# [Written exercise]
Leave out the pictures and copy each record below exactly.
# # # #
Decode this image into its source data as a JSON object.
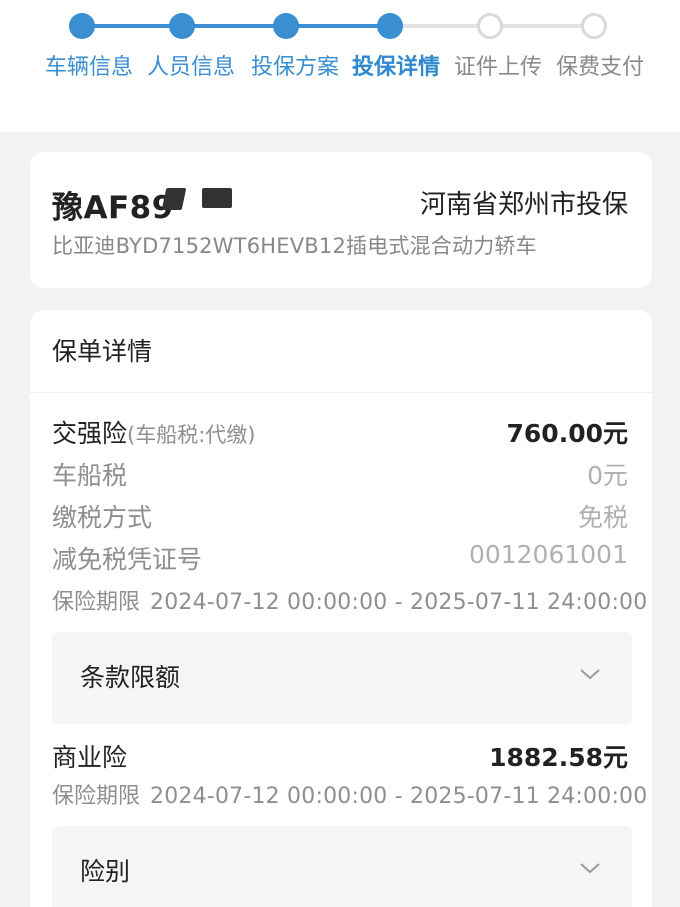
{
  "stepper": {
    "steps": [
      {
        "label": "车辆信息",
        "state": "done"
      },
      {
        "label": "人员信息",
        "state": "done"
      },
      {
        "label": "投保方案",
        "state": "done"
      },
      {
        "label": "投保详情",
        "state": "current"
      },
      {
        "label": "证件上传",
        "state": "todo"
      },
      {
        "label": "保费支付",
        "state": "todo"
      }
    ],
    "accent_color": "#3a8ed2"
  },
  "vehicle": {
    "plate": "豫AF89",
    "location": "河南省郑州市投保",
    "model": "比亚迪BYD7152WT6HEVB12插电式混合动力轿车"
  },
  "policy": {
    "title": "保单详情",
    "compulsory": {
      "name": "交强险",
      "note": "(车船税:代缴)",
      "amount": "760.00元",
      "vehicle_tax_label": "车船税",
      "vehicle_tax_value": "0元",
      "tax_method_label": "缴税方式",
      "tax_method_value": "免税",
      "exemption_cert_label": "减免税凭证号",
      "exemption_cert_value": "0012061001",
      "period_label": "保险期限",
      "period_value": "2024-07-12 00:00:00 - 2025-07-11 24:00:00",
      "terms_label": "条款限额"
    },
    "commercial": {
      "name": "商业险",
      "amount": "1882.58元",
      "period_label": "保险期限",
      "period_value": "2024-07-12 00:00:00 - 2025-07-11 24:00:00",
      "coverage_label": "险别"
    }
  }
}
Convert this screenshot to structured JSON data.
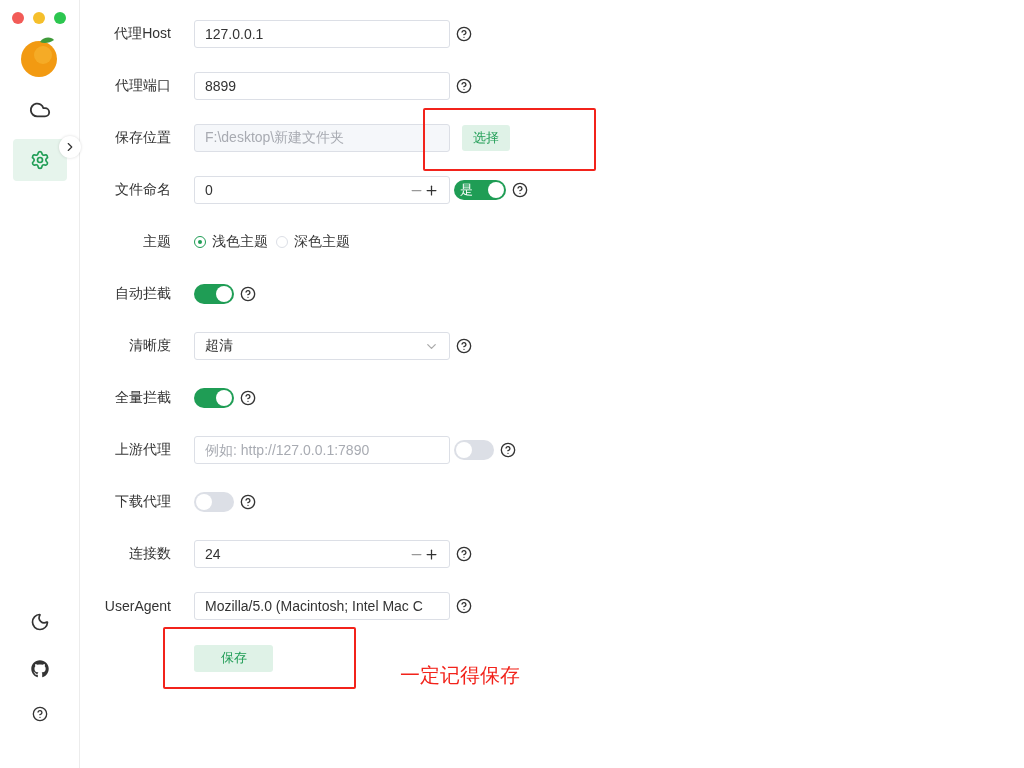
{
  "sidebar": {
    "items": [
      {
        "kind": "cloud",
        "selected": false
      },
      {
        "kind": "settings",
        "selected": true
      }
    ],
    "bottom": [
      {
        "kind": "moon"
      },
      {
        "kind": "github"
      },
      {
        "kind": "help"
      }
    ]
  },
  "rows": [
    {
      "label": "代理Host",
      "kind": "text",
      "value": "127.0.0.1",
      "help": true
    },
    {
      "label": "代理端口",
      "kind": "text",
      "value": "8899",
      "help": true
    },
    {
      "label": "保存位置",
      "kind": "path",
      "value": "F:\\desktop\\新建文件夹",
      "button": "选择",
      "disabled": true,
      "highlighted": true
    },
    {
      "label": "文件命名",
      "kind": "number",
      "value": "0",
      "switch": {
        "on": true,
        "text": "是"
      },
      "help": true
    },
    {
      "label": "主题",
      "kind": "radio",
      "options": [
        {
          "label": "浅色主题",
          "selected": true
        },
        {
          "label": "深色主题",
          "selected": false
        }
      ]
    },
    {
      "label": "自动拦截",
      "kind": "switch",
      "on": true,
      "help": true
    },
    {
      "label": "清晰度",
      "kind": "select",
      "value": "超清",
      "help": true
    },
    {
      "label": "全量拦截",
      "kind": "switch",
      "on": true,
      "help": true
    },
    {
      "label": "上游代理",
      "kind": "text",
      "placeholder": "例如: http://127.0.0.1:7890",
      "switch": {
        "on": false
      },
      "help": true
    },
    {
      "label": "下载代理",
      "kind": "switch",
      "on": false,
      "help": true
    },
    {
      "label": "连接数",
      "kind": "number",
      "value": "24",
      "help": true
    },
    {
      "label": "UserAgent",
      "kind": "text",
      "value": "Mozilla/5.0 (Macintosh; Intel Mac C",
      "help": true
    }
  ],
  "save_button": {
    "label": "保存",
    "highlighted": true
  },
  "note": "一定记得保存"
}
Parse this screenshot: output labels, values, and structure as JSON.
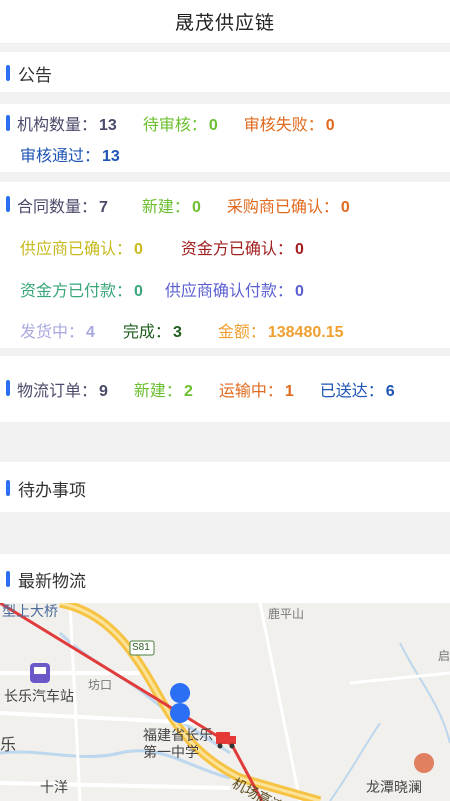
# # # #
# [Exercise solution]
Decode this image into its source data as a JSON object.
{
  "stepper": {
    "steps": [
      {
        "label": "车辆信息",
        "state": "done"
      },
      {
        "label": "人员信息",
        "state": "done"
      },
      {
        "label": "投保方案",
        "state": "done"
      },
      {
        "label": "投保详情",
        "state": "current"
      },
      {
        "label": "证件上传",
        "state": "todo"
      },
      {
        "label": "保费支付",
        "state": "todo"
      }
    ],
    "accent_color": "#3a8ed2"
  },
  "vehicle": {
    "plate": "豫AF89",
    "location": "河南省郑州市投保",
    "model": "比亚迪BYD7152WT6HEVB12插电式混合动力轿车"
  },
  "policy": {
    "title": "保单详情",
    "compulsory": {
      "name": "交强险",
      "note": "(车船税:代缴)",
      "amount": "760.00元",
      "vehicle_tax_label": "车船税",
      "vehicle_tax_value": "0元",
      "tax_method_label": "缴税方式",
      "tax_method_value": "免税",
      "exemption_cert_label": "减免税凭证号",
      "exemption_cert_value": "0012061001",
      "period_label": "保险期限",
      "period_value": "2024-07-12 00:00:00 - 2025-07-11 24:00:00",
      "terms_label": "条款限额"
    },
    "commercial": {
      "name": "商业险",
      "amount": "1882.58元",
      "period_label": "保险期限",
      "period_value": "2024-07-12 00:00:00 - 2025-07-11 24:00:00",
      "coverage_label": "险别"
    }
  }
}
Convert this screenshot to structured JSON data.
{
  "sidebar": {
    "items": [
      {
        "kind": "cloud",
        "selected": false
      },
      {
        "kind": "settings",
        "selected": true
      }
    ],
    "bottom": [
      {
        "kind": "moon"
      },
      {
        "kind": "github"
      },
      {
        "kind": "help"
      }
    ]
  },
  "rows": [
    {
      "label": "代理Host",
      "kind": "text",
      "value": "127.0.0.1",
      "help": true
    },
    {
      "label": "代理端口",
      "kind": "text",
      "value": "8899",
      "help": true
    },
    {
      "label": "保存位置",
      "kind": "path",
      "value": "F:\\desktop\\新建文件夹",
      "button": "选择",
      "disabled": true,
      "highlighted": true
    },
    {
      "label": "文件命名",
      "kind": "number",
      "value": "0",
      "switch": {
        "on": true,
        "text": "是"
      },
      "help": true
    },
    {
      "label": "主题",
      "kind": "radio",
      "options": [
        {
          "label": "浅色主题",
          "selected": true
        },
        {
          "label": "深色主题",
          "selected": false
        }
      ]
    },
    {
      "label": "自动拦截",
      "kind": "switch",
      "on": true,
      "help": true
    },
    {
      "label": "清晰度",
      "kind": "select",
      "value": "超清",
      "help": true
    },
    {
      "label": "全量拦截",
      "kind": "switch",
      "on": true,
      "help": true
    },
    {
      "label": "上游代理",
      "kind": "text",
      "placeholder": "例如: http://127.0.0.1:7890",
      "switch": {
        "on": false
      },
      "help": true
    },
    {
      "label": "下载代理",
      "kind": "switch",
      "on": false,
      "help": true
    },
    {
      "label": "连接数",
      "kind": "number",
      "value": "24",
      "help": true
    },
    {
      "label": "UserAgent",
      "kind": "text",
      "value": "Mozilla/5.0 (Macintosh; Intel Mac C",
      "help": true
    }
  ],
  "save_button": {
    "label": "保存",
    "highlighted": true
  },
  "note": "一定记得保存"
}
Parse this screenshot: output labels, values, and structure as JSON.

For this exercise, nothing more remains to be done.